Extrait >>
★ ★ ★ ★ ★ ★ ★
La victoire de Macron à la présidentielle et l'émergence du mouvement « En Marche", en passe de devenir la première force politique représentée à l'Assemblée Nationale, dynamitent l'organisation politique structurée autour de 2 principaux partis politiques qui se partageaient les responsabilités du pouvoir par alternance depuis près de 40 ans.
Cette situation est nouvelle, d’avantage par l’ampleur de l’écho que rencontre la démarche de Macron, que par le contenu qui la porte. Comme le rappelle Jean Marc Vittori[1] « le projet économique du nouveau président a des racines anciennes » Et de citer Rocard Delors ou encore Mendès France, mais faute de recueillir un soutien populaire, ces Idées que sont « d’avantage de liberté, meilleures protections, Etat renouvelé », n’ont pu être mis es en œuvre.
Il me semble que cette situation devrait interroger fortement la gauche qui se réclame progressiste, réformatrice, bref, la gauche social-démocrate, s’il en existe une en France, car le succès de la démarche de Macron est avant tout le résultat d’une sclérose puis d’une déliquescence du Parti Socialiste.
Pour des raisons propres à l'histoire de France, dues entre autre, à une reconnaissance tardive des syndicats (En France 1884 alors que la première les premières législations sociales en Angleterre datent de 1824), une tradition « révolutionnaire et marxiste » s’est développée plus fortement, tant dans les partis politiques que dans le syndicalisme, que dans les autres pays européens.
Cette forte influence du marxisme dans les 2 composantes de ce que l’on nomme le mouvement ouvrier n’a pas été sans conséquence sur les relations tendues entre les Partis et les Syndicats, dont la charte d’Amiens vient figer ces dernières par la création d’une ligne Maginot entre les deux. Ainsi cette charte constitue un frein énorme à l’avènement de la social-démocratie en France.
Si la proéminence du Parti communiste dans la gauche française avec sa domination dans les milieux intellectuels jusque dans les années 80, explique le climat anti Social-Démocratie, qui s’est développé en France, il faut aussi souligner l’incapacité de ceux qui sont restés garder la Vielle Maison, pendant que d’autres ont été courir l’aventure[2], à engager la SFIO maintenue dans une démarche social-démocrate, aidée en cela par un mouvement syndical divisé. D’un côté, la partie majoritaire, aux mains des communistes et de l’autre un syndicalisme prisonnier d’une charte d’Amiens qui a établi une séparation entre le Politique et le Syndicalisme.
Les élections de 1969, avec le score de 5% de Gaston DEFERRE, candidat SFIO à l’élection présidentielle, viennent en quelques sortes clore ce cycle d’une impossible social-démocratie en France.
★ ★ ★ ★ ★ ★ ★
Données disponibles >>
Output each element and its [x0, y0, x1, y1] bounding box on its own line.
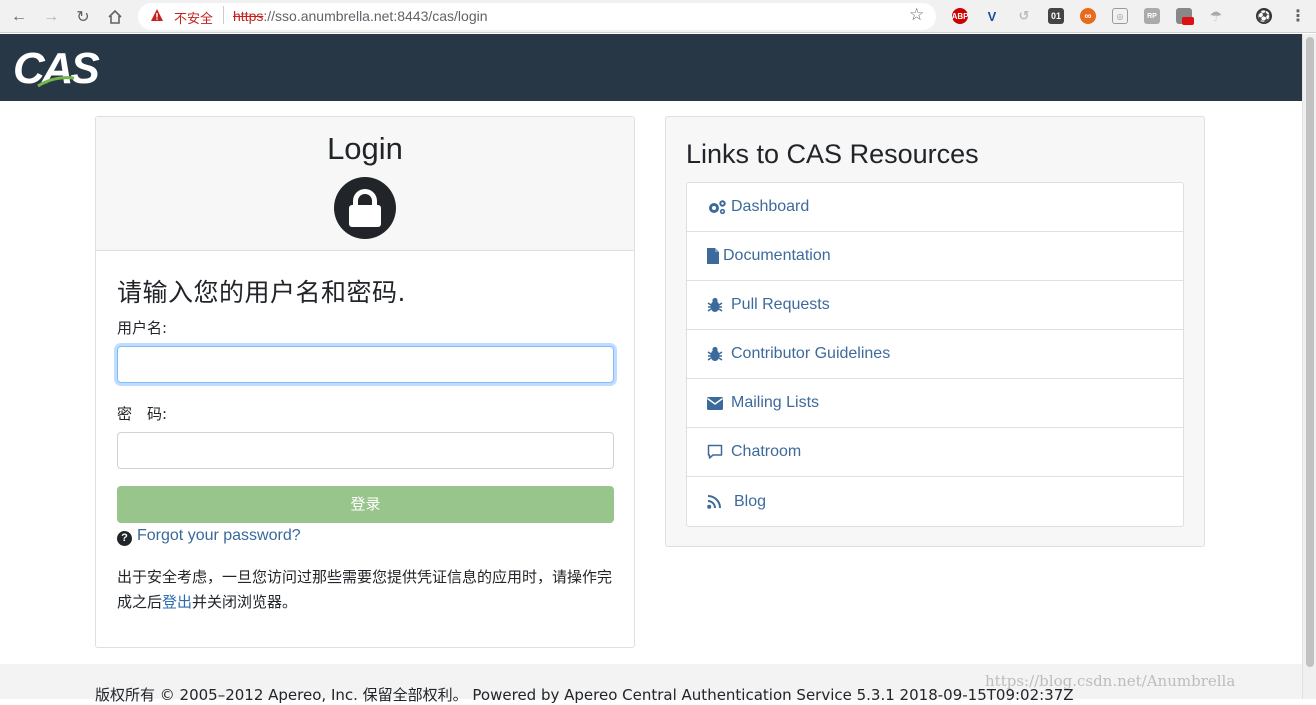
★ ★ ★ ★ ★ ★ ★
Consigne 1 >> Résumez l'extrait en deux phrases.
Consigne 2 >> Reproduisez le passage de l'extrait qui commence par les mots « Les élections de » et s'achève sur « impossible social-démocratie en France. ».
Consigne 3 >> D'après l'extrait, en quelle année les syndicats ont-ils été reconnus en France ?

Résultat 1 >> La victoire de Macron et l'essor d'« En Marche » font éclater une organisation politique qui reposait depuis près de quarante ans sur l'alternance de deux grands partis, succès présenté avant tout comme le résultat de la sclérose puis de la déliquescence du Parti socialiste. L'extrait attribue l'impossibilité d'une social-démocratie en France à une forte tradition révolutionnaire et marxiste, à la charte d'Amiens séparant partis et syndicats, à la domination du Parti communiste et à l'incapacité de la SFIO, cycle que clôt le score de 5 % de Gaston Defferre à la présidentielle de 1969.

Résultat 2 >>
Les élections de 1969, avec le score de 5% de Gaston DEFERRE, candidat SFIO à l’élection présidentielle, viennent en quelques sortes clore ce cycle d’une impossible social-démocratie en France.

Résultat 3 >> En 1884.